To do =>
Copy out the lines that have "автомобильной" in them.

□ □ □ □ □

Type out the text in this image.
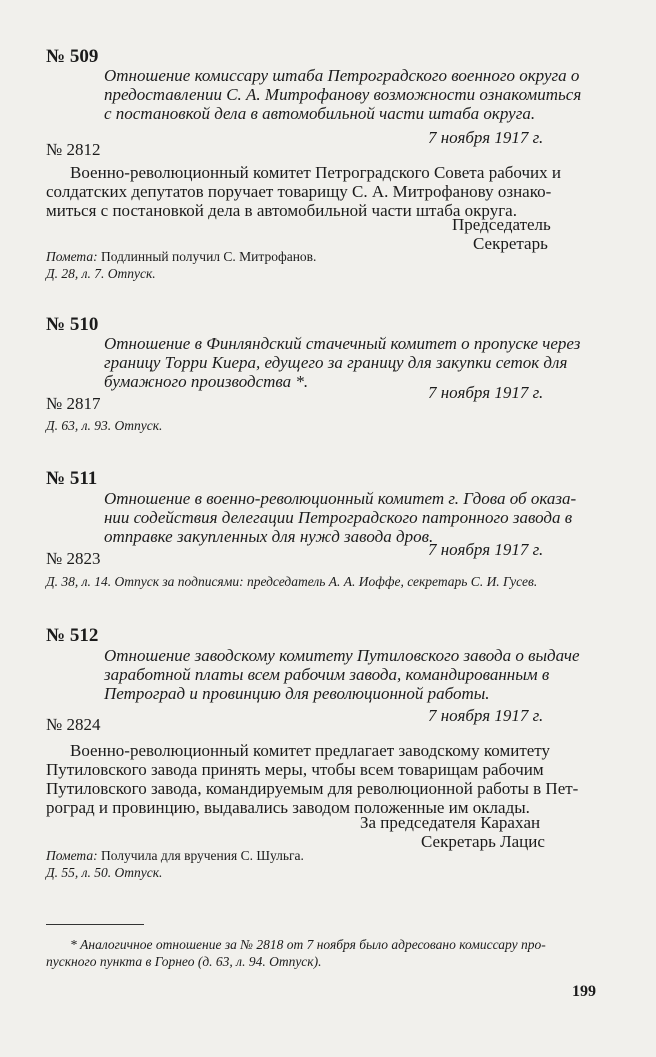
№ 509
Отношение комиссару штаба Петроградского военного округа о
предоставлении С. А. Митрофанову возможности ознакомиться
с постановкой дела в автомобильной части штаба округа.
7 ноября 1917 г.
№ 2812
Военно-революционный комитет Петроградского Совета рабочих и
солдатских депутатов поручает товарищу С. А. Митрофанову ознако-
миться с постановкой дела в автомобильной части штаба округа.
Председатель
Секретарь
Помета: Подлинный получил С. Митрофанов.
Д. 28, л. 7. Отпуск.
№ 510
Отношение в Финляндский стачечный комитет о пропуске через
границу Торри Киера, едущего за границу для закупки сеток для
бумажного производства *.
7 ноября 1917 г.
№ 2817
Д. 63, л. 93. Отпуск.
№ 511
Отношение в военно-революционный комитет г. Гдова об оказа-
нии содействия делегации Петроградского патронного завода в
отправке закупленных для нужд завода дров.
7 ноября 1917 г.
№ 2823
Д. 38, л. 14. Отпуск за подписями: председатель А. А. Иоффе, секретарь С. И. Гусев.
№ 512
Отношение заводскому комитету Путиловского завода о выдаче
заработной платы всем рабочим завода, командированным в
Петроград и провинцию для революционной работы.
7 ноября 1917 г.
№ 2824
Военно-революционный комитет предлагает заводскому комитету
Путиловского завода принять меры, чтобы всем товарищам рабочим
Путиловского завода, командируемым для революционной работы в Пет-
роград и провинцию, выдавались заводом положенные им оклады.
За председателя Караxан
Секретарь Лацис
Помета: Получила для вручения С. Шульга.
Д. 55, л. 50. Отпуск.
* Аналогичное отношение за № 2818 от 7 ноября было адресовано комиссару про-
пускного пункта в Горнео (д. 63, л. 94. Отпуск).
199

□ □ □ □ □

Final answer =>
с постановкой дела в автомобильной части штаба округа.
миться с постановкой дела в автомобильной части штаба округа.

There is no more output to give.